Pflichtaufgaben:
A. Erkläre anhand des Forenthreads zum Dropdown-Menü, warum das Menü beim Aufklappen unsichtbar bleibt, wenn PHP-Seiten im unteren Frame angezeigt werden.
B. Gib den Abschnitt des Forenthreads zum Dropdown-Menü von „nun sind bei“ bis einschließlich „5.0 funktionieren würde!“ wortgetreu wieder.
C. Ab welcher Version des Internet Explorers sollte eine Lösung laut dem Forenthread zum Dropdown-Menü idealerweise funktionieren?
-------- Vorgegebener Text
# JavaScript Dropdown Menu Problem



## mintracer (16. Mai 2004)

Hallo!

Als erstes einmal die Seite worum es geht:

http://www.bdk-lka-nrw.de

Folgendes:

Es gibt 2 Frames

Waagerecht angeordnet!

Oben ist der Header mit dem Menü (http://www.Burmees.nl  Ver. 10.xx)
und unten kommen die Seiten die über das Menü aufgerufen werden!

Soweit so gut...
nun sind bei den im Menü auch PHP Seiten verlinkt, z.B. ein Kalender Script oder auch ein Forum

Wenn diese dann unten erscheinen, und das Menü wieder aufklappen soll, klappt es auf, aber hinter den Seiten.... Also somit unsichtbar!

Nun dachte ich das man dort, wie auch im Grafikbereich mit Ebenen arbeiten kann, jedoch habe ich dort nichts gefunden wie ich das machen könnte...

Optimal wäre eine Lösung die ab IE 5.0 funktionieren würde!

Einfach mal schauen ;-)

Danke!


----------



## esinha (19. Mai 2004)

hey mintracer!

anscheinend hast du dein problem ja lösen können, bei mi r erscheint alles korrekt soweit ich das sehen kann...

könntest du mir vielleicht verraten wie das ging, ich hab nämlich genau das gleiche problem und genausoviele antworten wie du erhalten...

meine page: http://www.the-ideal-crash.de/indexzumtesten.html

mein thread ist ungefähr 30 über dir ("JavaScript Navigation bleibt hinter Tabellenzelle versteckt")


----------
----------------
-------- Auszug Datensatz
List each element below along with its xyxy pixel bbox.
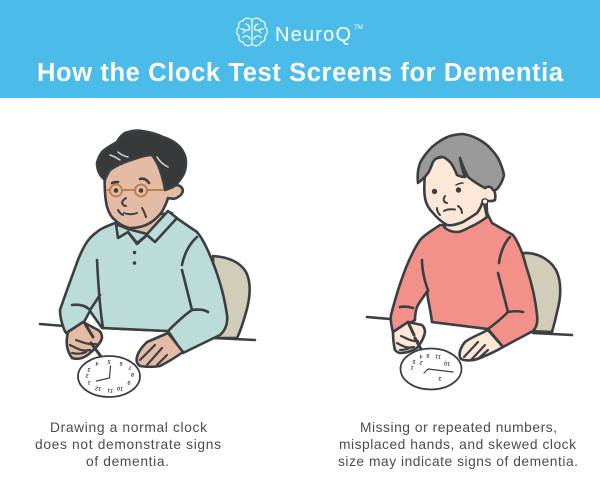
----------------
Lösungen der Übung:
A. Das Menü klappt zwar auf, aber hinter den Seiten, die im unteren Frame erscheinen. Dadurch wird es von diesen Seiten verdeckt und ist nicht zu sehen.

B.
nun sind bei den im Menü auch PHP Seiten verlinkt, z.B. ein Kalender Script oder auch ein Forum

Wenn diese dann unten erscheinen, und das Menü wieder aufklappen soll, klappt es auf, aber hinter den Seiten.... Also somit unsichtbar!

Nun dachte ich das man dort, wie auch im Grafikbereich mit Ebenen arbeiten kann, jedoch habe ich dort nichts gefunden wie ich das machen könnte...

Optimal wäre eine Lösung die ab IE 5.0 funktionieren würde!

C. Ab IE 5.0.